Requirement: Write out the full set of records exactly. Any pictures in them do not belong in the copy.

------------

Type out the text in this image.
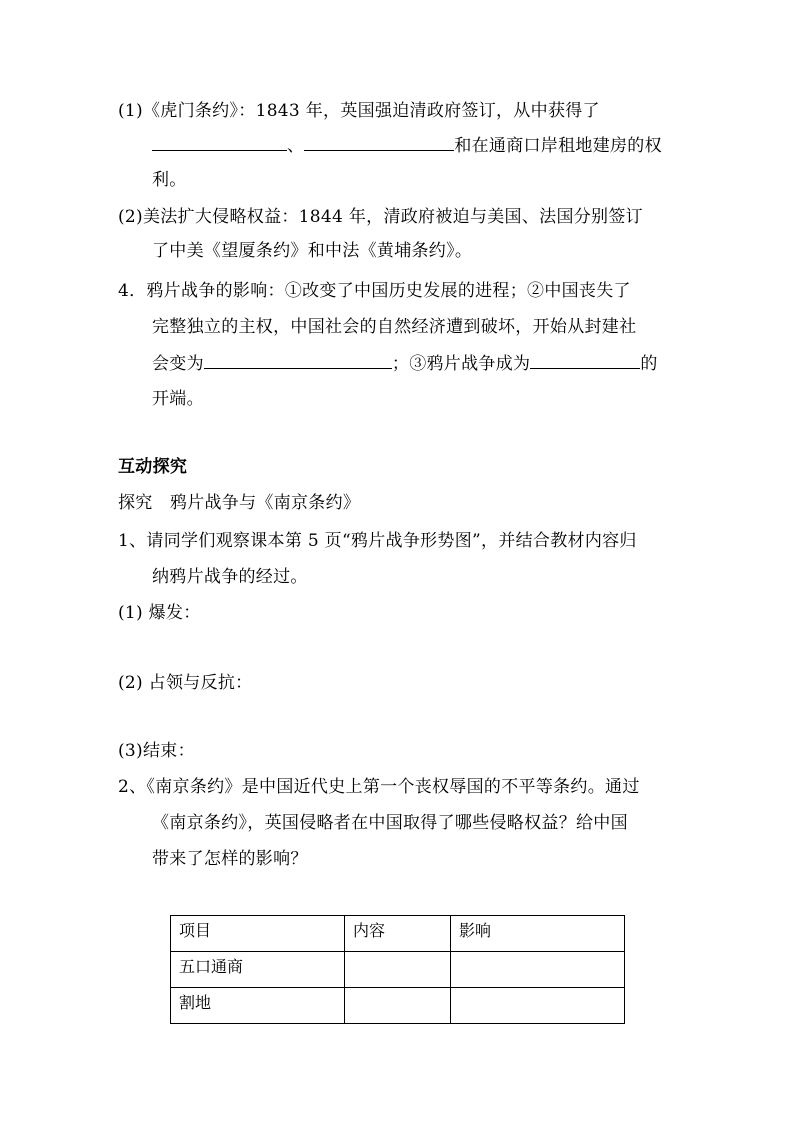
(1)《虎门条约》：1843 年，英国强迫清政府签订，从中获得了
、	和在通商口岸租地建房的权
利。
(2)美法扩大侵略权益：1844 年，清政府被迫与美国、法国分别签订
了中美《望厦条约》和中法《黄埔条约》。
4．鸦片战争的影响：①改变了中国历史发展的进程；②中国丧失了
完整独立的主权，中国社会的自然经济遭到破坏，开始从封建社
会变为	；③鸦片战争成为	的
开端。
互动探究
探究　鸦片战争与《南京条约》
1、请同学们观察课本第 5 页“鸦片战争形势图”，并结合教材内容归
纳鸦片战争的经过。
(1) 爆发：
(2) 占领与反抗：
(3)结束：
2、《南京条约》是中国近代史上第一个丧权辱国的不平等条约。通过
《南京条约》，英国侵略者在中国取得了哪些侵略权益？给中国
带来了怎样的影响？
项目	内容	影响
五口通商		
割地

------------

Full output:
Type out the text in this image.
(1)《虎门条约》：1843 年，英国强迫清政府签订，从中获得了
、	和在通商口岸租地建房的权
利。
(2)美法扩大侵略权益：1844 年，清政府被迫与美国、法国分别签订
了中美《望厦条约》和中法《黄埔条约》。
4．鸦片战争的影响：①改变了中国历史发展的进程；②中国丧失了
完整独立的主权，中国社会的自然经济遭到破坏，开始从封建社
会变为	；③鸦片战争成为	的
开端。
互动探究
探究　鸦片战争与《南京条约》
1、请同学们观察课本第 5 页“鸦片战争形势图”，并结合教材内容归
纳鸦片战争的经过。
(1) 爆发：
(2) 占领与反抗：
(3)结束：
2、《南京条约》是中国近代史上第一个丧权辱国的不平等条约。通过
《南京条约》，英国侵略者在中国取得了哪些侵略权益？给中国
带来了怎样的影响？
项目	内容	影响
五口通商		
割地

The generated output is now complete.